**Record list:**
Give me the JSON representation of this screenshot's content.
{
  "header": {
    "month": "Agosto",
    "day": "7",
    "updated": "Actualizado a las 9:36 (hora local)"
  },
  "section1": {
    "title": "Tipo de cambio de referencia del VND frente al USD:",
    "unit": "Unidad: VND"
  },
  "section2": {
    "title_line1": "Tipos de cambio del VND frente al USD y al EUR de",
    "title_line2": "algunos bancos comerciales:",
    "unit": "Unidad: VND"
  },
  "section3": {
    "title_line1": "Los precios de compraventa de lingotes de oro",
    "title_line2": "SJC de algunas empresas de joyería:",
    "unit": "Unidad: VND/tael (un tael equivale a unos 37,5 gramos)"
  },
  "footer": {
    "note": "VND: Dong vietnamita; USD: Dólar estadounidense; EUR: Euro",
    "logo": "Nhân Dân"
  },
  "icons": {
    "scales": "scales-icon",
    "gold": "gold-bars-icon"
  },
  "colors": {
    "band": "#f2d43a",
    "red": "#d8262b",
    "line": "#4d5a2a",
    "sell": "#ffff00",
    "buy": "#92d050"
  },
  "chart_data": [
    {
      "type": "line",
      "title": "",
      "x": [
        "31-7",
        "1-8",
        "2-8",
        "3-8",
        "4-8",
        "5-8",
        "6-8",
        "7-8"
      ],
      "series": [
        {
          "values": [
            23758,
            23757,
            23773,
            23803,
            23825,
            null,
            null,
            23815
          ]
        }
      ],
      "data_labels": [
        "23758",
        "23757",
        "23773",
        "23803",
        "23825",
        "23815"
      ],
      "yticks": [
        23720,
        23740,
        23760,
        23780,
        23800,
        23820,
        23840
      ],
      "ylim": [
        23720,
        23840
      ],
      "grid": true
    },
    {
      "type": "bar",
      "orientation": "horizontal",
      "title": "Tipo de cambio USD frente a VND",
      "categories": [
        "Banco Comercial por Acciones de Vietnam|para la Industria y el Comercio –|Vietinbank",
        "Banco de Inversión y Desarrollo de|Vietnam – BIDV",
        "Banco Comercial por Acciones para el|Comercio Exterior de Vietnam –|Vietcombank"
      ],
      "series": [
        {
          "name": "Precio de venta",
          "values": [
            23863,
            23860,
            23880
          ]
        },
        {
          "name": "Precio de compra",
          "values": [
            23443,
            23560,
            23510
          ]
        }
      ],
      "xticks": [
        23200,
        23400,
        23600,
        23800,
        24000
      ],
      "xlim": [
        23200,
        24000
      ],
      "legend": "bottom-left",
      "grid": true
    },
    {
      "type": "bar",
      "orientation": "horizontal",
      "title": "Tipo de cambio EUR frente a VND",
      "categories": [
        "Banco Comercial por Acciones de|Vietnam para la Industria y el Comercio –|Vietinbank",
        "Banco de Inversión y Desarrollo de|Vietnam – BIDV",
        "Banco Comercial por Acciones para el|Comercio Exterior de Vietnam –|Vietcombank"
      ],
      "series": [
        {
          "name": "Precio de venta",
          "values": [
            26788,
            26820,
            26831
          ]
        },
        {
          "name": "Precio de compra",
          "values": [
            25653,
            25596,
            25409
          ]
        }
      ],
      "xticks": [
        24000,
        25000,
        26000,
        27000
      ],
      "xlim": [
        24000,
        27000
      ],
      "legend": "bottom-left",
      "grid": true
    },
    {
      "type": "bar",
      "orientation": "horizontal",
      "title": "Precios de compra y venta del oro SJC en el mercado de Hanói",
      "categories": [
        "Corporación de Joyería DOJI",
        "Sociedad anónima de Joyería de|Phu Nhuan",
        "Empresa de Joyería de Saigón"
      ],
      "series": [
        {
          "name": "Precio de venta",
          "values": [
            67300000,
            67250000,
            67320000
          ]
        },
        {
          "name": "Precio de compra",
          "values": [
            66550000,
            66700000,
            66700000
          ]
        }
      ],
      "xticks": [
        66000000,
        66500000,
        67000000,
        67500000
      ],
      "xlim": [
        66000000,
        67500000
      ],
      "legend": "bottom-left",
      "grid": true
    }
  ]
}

**Written exercise:**
Write out every entry again exactly, please, with nothing missing.

**Exercise response:**
Give me the JSON representation of this screenshot's content.
{
  "header": {
    "month": "Agosto",
    "day": "7",
    "updated": "Actualizado a las 9:36 (hora local)"
  },
  "section1": {
    "title": "Tipo de cambio de referencia del VND frente al USD:",
    "unit": "Unidad: VND"
  },
  "section2": {
    "title_line1": "Tipos de cambio del VND frente al USD y al EUR de",
    "title_line2": "algunos bancos comerciales:",
    "unit": "Unidad: VND"
  },
  "section3": {
    "title_line1": "Los precios de compraventa de lingotes de oro",
    "title_line2": "SJC de algunas empresas de joyería:",
    "unit": "Unidad: VND/tael (un tael equivale a unos 37,5 gramos)"
  },
  "footer": {
    "note": "VND: Dong vietnamita; USD: Dólar estadounidense; EUR: Euro",
    "logo": "Nhân Dân"
  },
  "icons": {
    "scales": "scales-icon",
    "gold": "gold-bars-icon"
  },
  "colors": {
    "band": "#f2d43a",
    "red": "#d8262b",
    "line": "#4d5a2a",
    "sell": "#ffff00",
    "buy": "#92d050"
  },
  "chart_data": [
    {
      "type": "line",
      "title": "",
      "x": [
        "31-7",
        "1-8",
        "2-8",
        "3-8",
        "4-8",
        "5-8",
        "6-8",
        "7-8"
      ],
      "series": [
        {
          "values": [
            23758,
            23757,
            23773,
            23803,
            23825,
            null,
            null,
            23815
          ]
        }
      ],
      "data_labels": [
        "23758",
        "23757",
        "23773",
        "23803",
        "23825",
        "23815"
      ],
      "yticks": [
        23720,
        23740,
        23760,
        23780,
        23800,
        23820,
        23840
      ],
      "ylim": [
        23720,
        23840
      ],
      "grid": true
    },
    {
      "type": "bar",
      "orientation": "horizontal",
      "title": "Tipo de cambio USD frente a VND",
      "categories": [
        "Banco Comercial por Acciones de Vietnam|para la Industria y el Comercio –|Vietinbank",
        "Banco de Inversión y Desarrollo de|Vietnam – BIDV",
        "Banco Comercial por Acciones para el|Comercio Exterior de Vietnam –|Vietcombank"
      ],
      "series": [
        {
          "name": "Precio de venta",
          "values": [
            23863,
            23860,
            23880
          ]
        },
        {
          "name": "Precio de compra",
          "values": [
            23443,
            23560,
            23510
          ]
        }
      ],
      "xticks": [
        23200,
        23400,
        23600,
        23800,
        24000
      ],
      "xlim": [
        23200,
        24000
      ],
      "legend": "bottom-left",
      "grid": true
    },
    {
      "type": "bar",
      "orientation": "horizontal",
      "title": "Tipo de cambio EUR frente a VND",
      "categories": [
        "Banco Comercial por Acciones de|Vietnam para la Industria y el Comercio –|Vietinbank",
        "Banco de Inversión y Desarrollo de|Vietnam – BIDV",
        "Banco Comercial por Acciones para el|Comercio Exterior de Vietnam –|Vietcombank"
      ],
      "series": [
        {
          "name": "Precio de venta",
          "values": [
            26788,
            26820,
            26831
          ]
        },
        {
          "name": "Precio de compra",
          "values": [
            25653,
            25596,
            25409
          ]
        }
      ],
      "xticks": [
        24000,
        25000,
        26000,
        27000
      ],
      "xlim": [
        24000,
        27000
      ],
      "legend": "bottom-left",
      "grid": true
    },
    {
      "type": "bar",
      "orientation": "horizontal",
      "title": "Precios de compra y venta del oro SJC en el mercado de Hanói",
      "categories": [
        "Corporación de Joyería DOJI",
        "Sociedad anónima de Joyería de|Phu Nhuan",
        "Empresa de Joyería de Saigón"
      ],
      "series": [
        {
          "name": "Precio de venta",
          "values": [
            67300000,
            67250000,
            67320000
          ]
        },
        {
          "name": "Precio de compra",
          "values": [
            66550000,
            66700000,
            66700000
          ]
        }
      ],
      "xticks": [
        66000000,
        66500000,
        67000000,
        67500000
      ],
      "xlim": [
        66000000,
        67500000
      ],
      "legend": "bottom-left",
      "grid": true
    }
  ]
}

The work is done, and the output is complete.